Data provided start

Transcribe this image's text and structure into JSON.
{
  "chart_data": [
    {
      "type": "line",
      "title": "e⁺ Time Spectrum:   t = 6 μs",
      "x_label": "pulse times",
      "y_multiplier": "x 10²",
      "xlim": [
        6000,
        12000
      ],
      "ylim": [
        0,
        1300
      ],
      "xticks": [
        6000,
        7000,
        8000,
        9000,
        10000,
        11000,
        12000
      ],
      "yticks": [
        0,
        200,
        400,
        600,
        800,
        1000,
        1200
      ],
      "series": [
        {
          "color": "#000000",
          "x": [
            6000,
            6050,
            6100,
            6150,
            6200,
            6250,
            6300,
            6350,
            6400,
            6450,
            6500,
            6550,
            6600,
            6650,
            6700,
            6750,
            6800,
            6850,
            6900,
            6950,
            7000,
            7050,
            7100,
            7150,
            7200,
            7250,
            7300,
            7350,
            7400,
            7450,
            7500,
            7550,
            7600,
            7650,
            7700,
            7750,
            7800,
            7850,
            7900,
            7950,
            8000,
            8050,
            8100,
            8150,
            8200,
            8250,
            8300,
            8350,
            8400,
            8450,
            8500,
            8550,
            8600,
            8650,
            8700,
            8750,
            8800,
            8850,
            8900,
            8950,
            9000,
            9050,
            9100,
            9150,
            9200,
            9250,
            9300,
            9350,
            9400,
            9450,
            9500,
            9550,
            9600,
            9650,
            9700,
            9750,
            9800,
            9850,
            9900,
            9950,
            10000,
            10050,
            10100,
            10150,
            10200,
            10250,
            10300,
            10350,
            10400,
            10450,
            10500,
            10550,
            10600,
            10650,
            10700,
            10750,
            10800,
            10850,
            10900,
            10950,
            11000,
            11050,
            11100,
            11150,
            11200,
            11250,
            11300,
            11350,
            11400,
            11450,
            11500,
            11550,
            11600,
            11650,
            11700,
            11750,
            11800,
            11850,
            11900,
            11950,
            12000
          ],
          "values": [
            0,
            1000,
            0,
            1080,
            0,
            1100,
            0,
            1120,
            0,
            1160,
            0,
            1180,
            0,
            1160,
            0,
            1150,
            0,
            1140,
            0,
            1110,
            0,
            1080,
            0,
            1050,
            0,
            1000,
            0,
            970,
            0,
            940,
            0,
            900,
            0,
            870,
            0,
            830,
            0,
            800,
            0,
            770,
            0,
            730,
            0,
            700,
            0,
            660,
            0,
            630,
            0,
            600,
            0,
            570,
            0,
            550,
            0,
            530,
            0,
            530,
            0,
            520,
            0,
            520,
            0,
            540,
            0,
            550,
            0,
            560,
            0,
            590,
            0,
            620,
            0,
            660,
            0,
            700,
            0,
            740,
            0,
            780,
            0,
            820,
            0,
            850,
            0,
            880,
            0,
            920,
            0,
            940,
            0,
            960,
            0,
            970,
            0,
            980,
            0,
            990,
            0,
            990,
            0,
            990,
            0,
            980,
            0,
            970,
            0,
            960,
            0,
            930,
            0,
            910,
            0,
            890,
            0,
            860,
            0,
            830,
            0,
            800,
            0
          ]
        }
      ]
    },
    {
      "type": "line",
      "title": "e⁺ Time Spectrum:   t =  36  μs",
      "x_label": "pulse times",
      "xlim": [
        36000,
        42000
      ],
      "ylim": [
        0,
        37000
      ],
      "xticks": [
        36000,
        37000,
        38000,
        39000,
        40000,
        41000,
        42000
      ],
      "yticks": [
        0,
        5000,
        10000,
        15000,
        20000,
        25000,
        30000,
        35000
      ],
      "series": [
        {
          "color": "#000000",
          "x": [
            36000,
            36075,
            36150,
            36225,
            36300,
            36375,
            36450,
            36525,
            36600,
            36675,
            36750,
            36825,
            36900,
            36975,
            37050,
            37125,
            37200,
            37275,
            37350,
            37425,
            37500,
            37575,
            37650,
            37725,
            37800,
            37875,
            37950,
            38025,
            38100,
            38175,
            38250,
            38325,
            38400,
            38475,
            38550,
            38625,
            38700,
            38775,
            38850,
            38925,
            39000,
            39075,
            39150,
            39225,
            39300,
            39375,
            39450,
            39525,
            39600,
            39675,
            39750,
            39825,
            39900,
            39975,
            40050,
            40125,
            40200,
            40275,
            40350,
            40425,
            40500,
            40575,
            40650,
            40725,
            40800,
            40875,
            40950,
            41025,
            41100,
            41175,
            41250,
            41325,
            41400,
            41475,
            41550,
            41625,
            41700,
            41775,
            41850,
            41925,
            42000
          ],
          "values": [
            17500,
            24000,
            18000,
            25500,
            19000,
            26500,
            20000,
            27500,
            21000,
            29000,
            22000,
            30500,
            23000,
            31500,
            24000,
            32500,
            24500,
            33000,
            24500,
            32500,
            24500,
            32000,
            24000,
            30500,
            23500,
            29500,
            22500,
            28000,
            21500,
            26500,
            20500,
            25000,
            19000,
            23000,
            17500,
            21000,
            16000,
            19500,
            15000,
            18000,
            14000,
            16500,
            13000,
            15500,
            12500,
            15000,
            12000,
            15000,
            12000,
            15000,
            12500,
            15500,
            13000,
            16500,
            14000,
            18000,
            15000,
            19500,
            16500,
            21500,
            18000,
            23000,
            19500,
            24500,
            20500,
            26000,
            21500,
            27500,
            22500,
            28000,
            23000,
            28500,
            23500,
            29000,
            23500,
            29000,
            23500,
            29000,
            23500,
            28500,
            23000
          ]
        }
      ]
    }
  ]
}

Data provided end

● **Exercise instructions**
Retype all of the entries precisely as they are.

● **Full solution**
Transcribe this image's text and structure into JSON.
{
  "chart_data": [
    {
      "type": "line",
      "title": "e⁺ Time Spectrum:   t = 6 μs",
      "x_label": "pulse times",
      "y_multiplier": "x 10²",
      "xlim": [
        6000,
        12000
      ],
      "ylim": [
        0,
        1300
      ],
      "xticks": [
        6000,
        7000,
        8000,
        9000,
        10000,
        11000,
        12000
      ],
      "yticks": [
        0,
        200,
        400,
        600,
        800,
        1000,
        1200
      ],
      "series": [
        {
          "color": "#000000",
          "x": [
            6000,
            6050,
            6100,
            6150,
            6200,
            6250,
            6300,
            6350,
            6400,
            6450,
            6500,
            6550,
            6600,
            6650,
            6700,
            6750,
            6800,
            6850,
            6900,
            6950,
            7000,
            7050,
            7100,
            7150,
            7200,
            7250,
            7300,
            7350,
            7400,
            7450,
            7500,
            7550,
            7600,
            7650,
            7700,
            7750,
            7800,
            7850,
            7900,
            7950,
            8000,
            8050,
            8100,
            8150,
            8200,
            8250,
            8300,
            8350,
            8400,
            8450,
            8500,
            8550,
            8600,
            8650,
            8700,
            8750,
            8800,
            8850,
            8900,
            8950,
            9000,
            9050,
            9100,
            9150,
            9200,
            9250,
            9300,
            9350,
            9400,
            9450,
            9500,
            9550,
            9600,
            9650,
            9700,
            9750,
            9800,
            9850,
            9900,
            9950,
            10000,
            10050,
            10100,
            10150,
            10200,
            10250,
            10300,
            10350,
            10400,
            10450,
            10500,
            10550,
            10600,
            10650,
            10700,
            10750,
            10800,
            10850,
            10900,
            10950,
            11000,
            11050,
            11100,
            11150,
            11200,
            11250,
            11300,
            11350,
            11400,
            11450,
            11500,
            11550,
            11600,
            11650,
            11700,
            11750,
            11800,
            11850,
            11900,
            11950,
            12000
          ],
          "values": [
            0,
            1000,
            0,
            1080,
            0,
            1100,
            0,
            1120,
            0,
            1160,
            0,
            1180,
            0,
            1160,
            0,
            1150,
            0,
            1140,
            0,
            1110,
            0,
            1080,
            0,
            1050,
            0,
            1000,
            0,
            970,
            0,
            940,
            0,
            900,
            0,
            870,
            0,
            830,
            0,
            800,
            0,
            770,
            0,
            730,
            0,
            700,
            0,
            660,
            0,
            630,
            0,
            600,
            0,
            570,
            0,
            550,
            0,
            530,
            0,
            530,
            0,
            520,
            0,
            520,
            0,
            540,
            0,
            550,
            0,
            560,
            0,
            590,
            0,
            620,
            0,
            660,
            0,
            700,
            0,
            740,
            0,
            780,
            0,
            820,
            0,
            850,
            0,
            880,
            0,
            920,
            0,
            940,
            0,
            960,
            0,
            970,
            0,
            980,
            0,
            990,
            0,
            990,
            0,
            990,
            0,
            980,
            0,
            970,
            0,
            960,
            0,
            930,
            0,
            910,
            0,
            890,
            0,
            860,
            0,
            830,
            0,
            800,
            0
          ]
        }
      ]
    },
    {
      "type": "line",
      "title": "e⁺ Time Spectrum:   t =  36  μs",
      "x_label": "pulse times",
      "xlim": [
        36000,
        42000
      ],
      "ylim": [
        0,
        37000
      ],
      "xticks": [
        36000,
        37000,
        38000,
        39000,
        40000,
        41000,
        42000
      ],
      "yticks": [
        0,
        5000,
        10000,
        15000,
        20000,
        25000,
        30000,
        35000
      ],
      "series": [
        {
          "color": "#000000",
          "x": [
            36000,
            36075,
            36150,
            36225,
            36300,
            36375,
            36450,
            36525,
            36600,
            36675,
            36750,
            36825,
            36900,
            36975,
            37050,
            37125,
            37200,
            37275,
            37350,
            37425,
            37500,
            37575,
            37650,
            37725,
            37800,
            37875,
            37950,
            38025,
            38100,
            38175,
            38250,
            38325,
            38400,
            38475,
            38550,
            38625,
            38700,
            38775,
            38850,
            38925,
            39000,
            39075,
            39150,
            39225,
            39300,
            39375,
            39450,
            39525,
            39600,
            39675,
            39750,
            39825,
            39900,
            39975,
            40050,
            40125,
            40200,
            40275,
            40350,
            40425,
            40500,
            40575,
            40650,
            40725,
            40800,
            40875,
            40950,
            41025,
            41100,
            41175,
            41250,
            41325,
            41400,
            41475,
            41550,
            41625,
            41700,
            41775,
            41850,
            41925,
            42000
          ],
          "values": [
            17500,
            24000,
            18000,
            25500,
            19000,
            26500,
            20000,
            27500,
            21000,
            29000,
            22000,
            30500,
            23000,
            31500,
            24000,
            32500,
            24500,
            33000,
            24500,
            32500,
            24500,
            32000,
            24000,
            30500,
            23500,
            29500,
            22500,
            28000,
            21500,
            26500,
            20500,
            25000,
            19000,
            23000,
            17500,
            21000,
            16000,
            19500,
            15000,
            18000,
            14000,
            16500,
            13000,
            15500,
            12500,
            15000,
            12000,
            15000,
            12000,
            15000,
            12500,
            15500,
            13000,
            16500,
            14000,
            18000,
            15000,
            19500,
            16500,
            21500,
            18000,
            23000,
            19500,
            24500,
            20500,
            26000,
            21500,
            27500,
            22500,
            28000,
            23000,
            28500,
            23500,
            29000,
            23500,
            29000,
            23500,
            29000,
            23500,
            28500,
            23000
          ]
        }
      ]
    }
  ]
}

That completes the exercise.